**Problem requirements**: Turn every line of the records below into a JSON list of strings, one string per line, skipping blank lines. Leave the pictures out of the answer.

[Items from a dataset]
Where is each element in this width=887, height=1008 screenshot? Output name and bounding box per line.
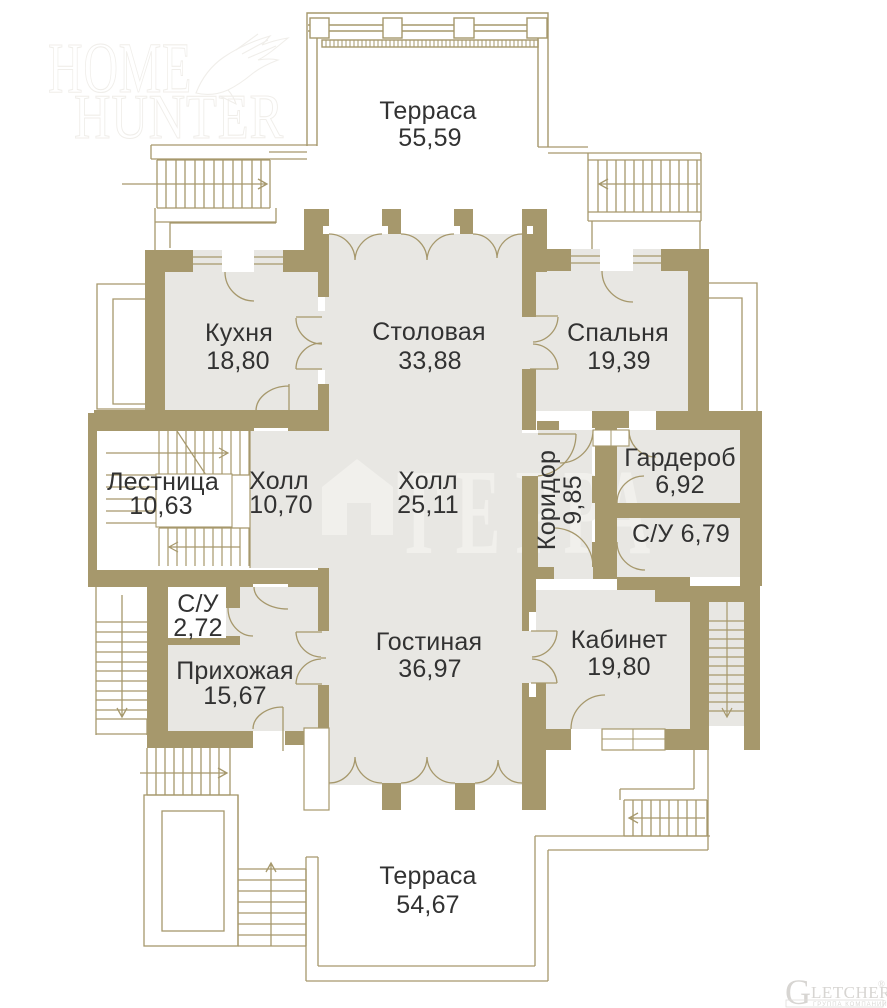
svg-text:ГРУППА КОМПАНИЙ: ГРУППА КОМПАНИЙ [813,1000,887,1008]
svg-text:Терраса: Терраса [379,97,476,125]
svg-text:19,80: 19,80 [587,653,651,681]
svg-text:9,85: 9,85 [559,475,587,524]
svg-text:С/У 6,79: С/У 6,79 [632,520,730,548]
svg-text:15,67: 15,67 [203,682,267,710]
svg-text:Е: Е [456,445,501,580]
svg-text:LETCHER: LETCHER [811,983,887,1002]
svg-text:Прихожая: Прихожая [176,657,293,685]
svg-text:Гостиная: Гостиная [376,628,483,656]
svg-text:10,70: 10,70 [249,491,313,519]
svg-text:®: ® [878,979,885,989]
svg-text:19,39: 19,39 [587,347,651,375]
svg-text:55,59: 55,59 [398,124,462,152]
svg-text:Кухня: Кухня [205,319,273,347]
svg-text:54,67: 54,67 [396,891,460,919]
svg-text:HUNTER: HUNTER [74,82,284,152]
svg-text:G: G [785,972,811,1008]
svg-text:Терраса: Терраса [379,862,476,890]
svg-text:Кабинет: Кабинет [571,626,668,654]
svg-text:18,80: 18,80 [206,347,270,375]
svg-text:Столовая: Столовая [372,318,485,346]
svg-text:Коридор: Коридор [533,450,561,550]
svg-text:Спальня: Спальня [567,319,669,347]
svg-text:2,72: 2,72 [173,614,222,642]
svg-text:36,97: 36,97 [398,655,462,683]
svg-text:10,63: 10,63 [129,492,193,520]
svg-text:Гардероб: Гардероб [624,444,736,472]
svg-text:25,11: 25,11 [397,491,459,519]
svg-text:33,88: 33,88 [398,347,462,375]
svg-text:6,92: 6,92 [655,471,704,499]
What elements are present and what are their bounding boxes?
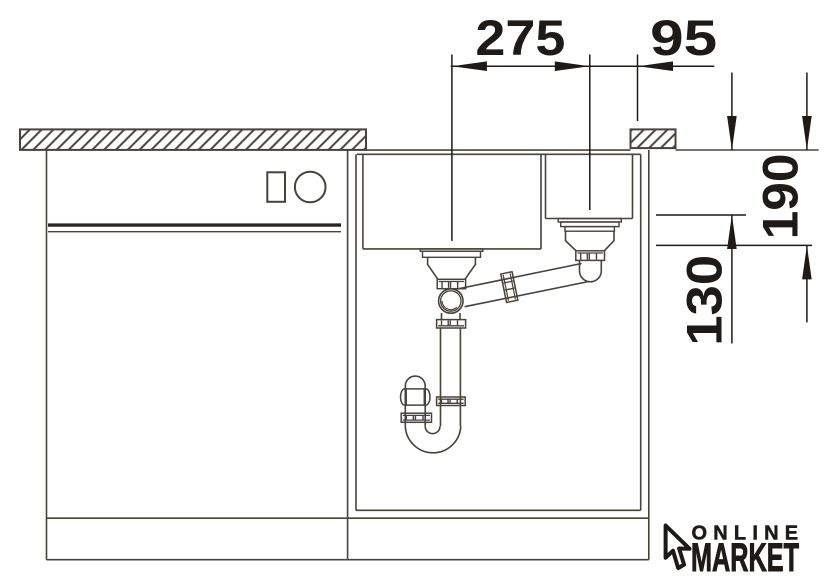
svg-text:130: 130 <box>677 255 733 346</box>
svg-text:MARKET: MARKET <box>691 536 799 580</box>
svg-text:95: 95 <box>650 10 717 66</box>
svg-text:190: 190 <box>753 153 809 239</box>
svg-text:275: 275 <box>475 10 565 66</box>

**Reply**:
[
  "Where is each element in this width=887, height=1008 screenshot? Output name and bounding box per line.",
  "svg-text:ГРУППА КОМПАНИЙ: ГРУППА КОМПАНИЙ [813,1000,887,1008]",
  "svg-text:Терраса: Терраса [379,97,476,125]",
  "svg-text:19,80: 19,80 [587,653,651,681]",
  "svg-text:9,85: 9,85 [559,475,587,524]",
  "svg-text:С/У 6,79: С/У 6,79 [632,520,730,548]",
  "svg-text:15,67: 15,67 [203,682,267,710]",
  "svg-text:Е: Е [456,445,501,580]",
  "svg-text:LETCHER: LETCHER [811,983,887,1002]",
  "svg-text:Прихожая: Прихожая [176,657,293,685]",
  "svg-text:Гостиная: Гостиная [376,628,483,656]",
  "svg-text:10,70: 10,70 [249,491,313,519]",
  "svg-text:®: ® [878,979,885,989]",
  "svg-text:19,39: 19,39 [587,347,651,375]",
  "svg-text:55,59: 55,59 [398,124,462,152]",
  "svg-text:Кухня: Кухня [205,319,273,347]",
  "svg-text:54,67: 54,67 [396,891,460,919]",
  "svg-text:HUNTER: HUNTER [74,82,284,152]",
  "svg-text:G: G [785,972,811,1008]",
  "svg-text:Терраса: Терраса [379,862,476,890]",
  "svg-text:Кабинет: Кабинет [571,626,668,654]",
  "svg-text:18,80: 18,80 [206,347,270,375]",
  "svg-text:Столовая: Столовая [372,318,485,346]",
  "svg-text:Коридор: Коридор [533,450,561,550]",
  "svg-text:Спальня: Спальня [567,319,669,347]",
  "svg-text:2,72: 2,72 [173,614,222,642]",
  "svg-text:36,97: 36,97 [398,655,462,683]",
  "svg-text:10,63: 10,63 [129,492,193,520]",
  "svg-text:Гардероб: Гардероб [624,444,736,472]",
  "svg-text:25,11: 25,11 [397,491,459,519]",
  "svg-text:33,88: 33,88 [398,347,462,375]",
  "svg-text:6,92: 6,92 [655,471,704,499]",
  "What elements are present and what are their bounding boxes?",
  "svg-text:130: 130 <box>677 255 733 346</box>",
  "svg-text:MARKET: MARKET <box>691 536 799 580</box>",
  "svg-text:95: 95 <box>650 10 717 66</box>",
  "svg-text:190: 190 <box>753 153 809 239</box>",
  "svg-text:275: 275 <box>475 10 565 66</box>"
]